* **Exercise**
From the listing below, extract each line containing the string "Бурачовка".

<<<<

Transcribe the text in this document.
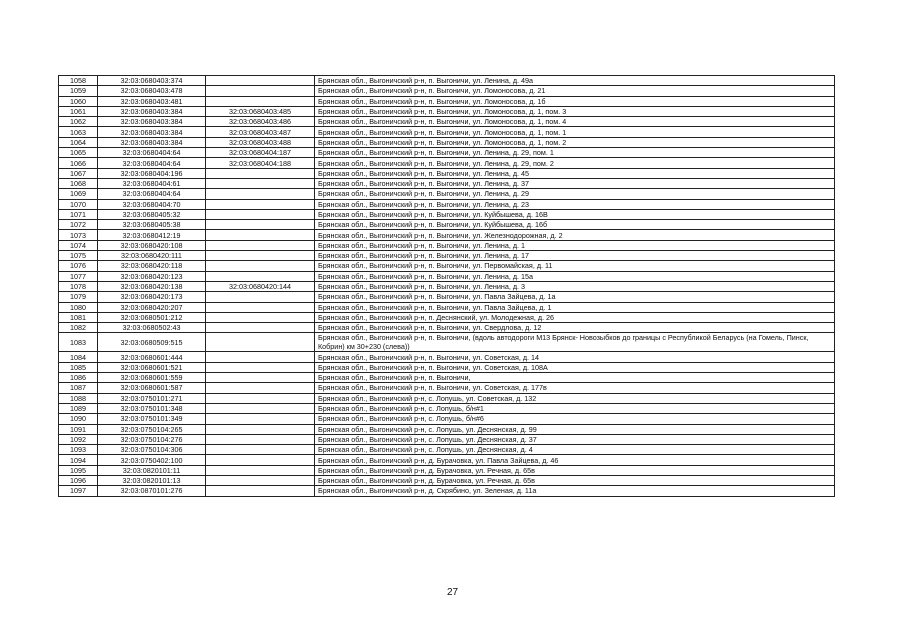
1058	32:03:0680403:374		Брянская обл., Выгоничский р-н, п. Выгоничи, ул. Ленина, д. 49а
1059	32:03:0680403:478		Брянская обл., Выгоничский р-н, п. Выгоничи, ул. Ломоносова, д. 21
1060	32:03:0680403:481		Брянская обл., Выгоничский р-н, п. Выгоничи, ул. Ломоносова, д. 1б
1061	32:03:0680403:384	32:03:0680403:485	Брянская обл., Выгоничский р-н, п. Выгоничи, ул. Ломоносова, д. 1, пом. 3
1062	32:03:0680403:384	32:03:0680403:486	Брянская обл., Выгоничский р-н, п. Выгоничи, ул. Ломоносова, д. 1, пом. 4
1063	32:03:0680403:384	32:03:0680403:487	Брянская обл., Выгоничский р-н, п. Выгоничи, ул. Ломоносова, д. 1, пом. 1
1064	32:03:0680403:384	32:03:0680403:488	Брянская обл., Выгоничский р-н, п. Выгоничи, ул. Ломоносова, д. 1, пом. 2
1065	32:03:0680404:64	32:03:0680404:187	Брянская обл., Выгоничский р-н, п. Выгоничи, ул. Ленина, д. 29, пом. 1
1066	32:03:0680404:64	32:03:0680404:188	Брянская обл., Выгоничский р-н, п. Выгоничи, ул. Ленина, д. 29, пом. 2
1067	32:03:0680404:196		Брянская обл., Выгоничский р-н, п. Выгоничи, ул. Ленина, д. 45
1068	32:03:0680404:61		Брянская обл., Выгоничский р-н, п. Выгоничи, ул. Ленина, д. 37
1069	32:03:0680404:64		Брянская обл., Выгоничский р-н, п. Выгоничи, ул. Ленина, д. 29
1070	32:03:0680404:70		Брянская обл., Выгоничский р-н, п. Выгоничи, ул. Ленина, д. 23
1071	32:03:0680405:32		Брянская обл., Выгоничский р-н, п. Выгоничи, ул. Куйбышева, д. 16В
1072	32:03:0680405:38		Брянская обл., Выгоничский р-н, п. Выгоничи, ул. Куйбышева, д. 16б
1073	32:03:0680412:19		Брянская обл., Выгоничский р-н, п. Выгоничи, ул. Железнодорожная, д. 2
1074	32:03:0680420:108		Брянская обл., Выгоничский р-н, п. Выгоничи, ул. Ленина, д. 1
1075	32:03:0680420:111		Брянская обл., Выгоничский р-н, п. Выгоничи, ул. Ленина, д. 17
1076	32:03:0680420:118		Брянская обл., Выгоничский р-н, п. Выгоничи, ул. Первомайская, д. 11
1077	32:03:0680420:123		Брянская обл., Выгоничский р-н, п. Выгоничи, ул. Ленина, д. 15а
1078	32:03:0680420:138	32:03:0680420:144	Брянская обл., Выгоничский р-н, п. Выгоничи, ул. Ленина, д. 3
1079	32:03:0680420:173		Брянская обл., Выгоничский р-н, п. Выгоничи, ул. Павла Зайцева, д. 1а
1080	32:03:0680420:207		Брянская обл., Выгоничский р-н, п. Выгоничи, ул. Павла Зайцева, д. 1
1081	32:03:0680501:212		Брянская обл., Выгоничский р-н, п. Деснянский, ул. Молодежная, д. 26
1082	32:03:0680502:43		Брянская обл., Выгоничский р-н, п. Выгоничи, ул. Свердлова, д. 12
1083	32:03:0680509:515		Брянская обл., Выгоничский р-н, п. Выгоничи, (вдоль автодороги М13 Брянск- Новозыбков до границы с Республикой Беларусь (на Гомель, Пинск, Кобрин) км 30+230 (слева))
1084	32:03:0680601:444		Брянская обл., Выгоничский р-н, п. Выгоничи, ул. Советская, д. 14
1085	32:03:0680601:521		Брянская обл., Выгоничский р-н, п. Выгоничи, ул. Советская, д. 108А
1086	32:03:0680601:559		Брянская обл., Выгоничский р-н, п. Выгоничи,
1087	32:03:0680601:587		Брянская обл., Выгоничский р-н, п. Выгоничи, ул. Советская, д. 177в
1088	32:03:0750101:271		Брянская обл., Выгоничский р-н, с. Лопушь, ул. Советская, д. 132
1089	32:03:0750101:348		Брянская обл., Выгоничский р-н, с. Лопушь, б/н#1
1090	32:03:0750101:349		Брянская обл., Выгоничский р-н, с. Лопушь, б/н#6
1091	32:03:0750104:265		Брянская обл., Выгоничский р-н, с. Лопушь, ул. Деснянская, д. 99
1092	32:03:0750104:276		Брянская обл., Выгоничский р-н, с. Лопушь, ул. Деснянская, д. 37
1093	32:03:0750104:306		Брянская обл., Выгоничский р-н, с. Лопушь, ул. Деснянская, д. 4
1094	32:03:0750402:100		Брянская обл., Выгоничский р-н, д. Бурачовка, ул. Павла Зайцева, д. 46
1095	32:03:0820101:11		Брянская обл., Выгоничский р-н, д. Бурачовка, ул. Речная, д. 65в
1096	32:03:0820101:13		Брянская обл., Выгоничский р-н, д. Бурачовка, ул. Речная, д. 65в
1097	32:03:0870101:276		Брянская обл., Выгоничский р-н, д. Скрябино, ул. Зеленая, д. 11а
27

>>>>

* **The answer**
1094	32:03:0750402:100		Брянская обл., Выгоничский р-н, д. Бурачовка, ул. Павла Зайцева, д. 46
1095	32:03:0820101:11		Брянская обл., Выгоничский р-н, д. Бурачовка, ул. Речная, д. 65в
1096	32:03:0820101:13		Брянская обл., Выгоничский р-н, д. Бурачовка, ул. Речная, д. 65в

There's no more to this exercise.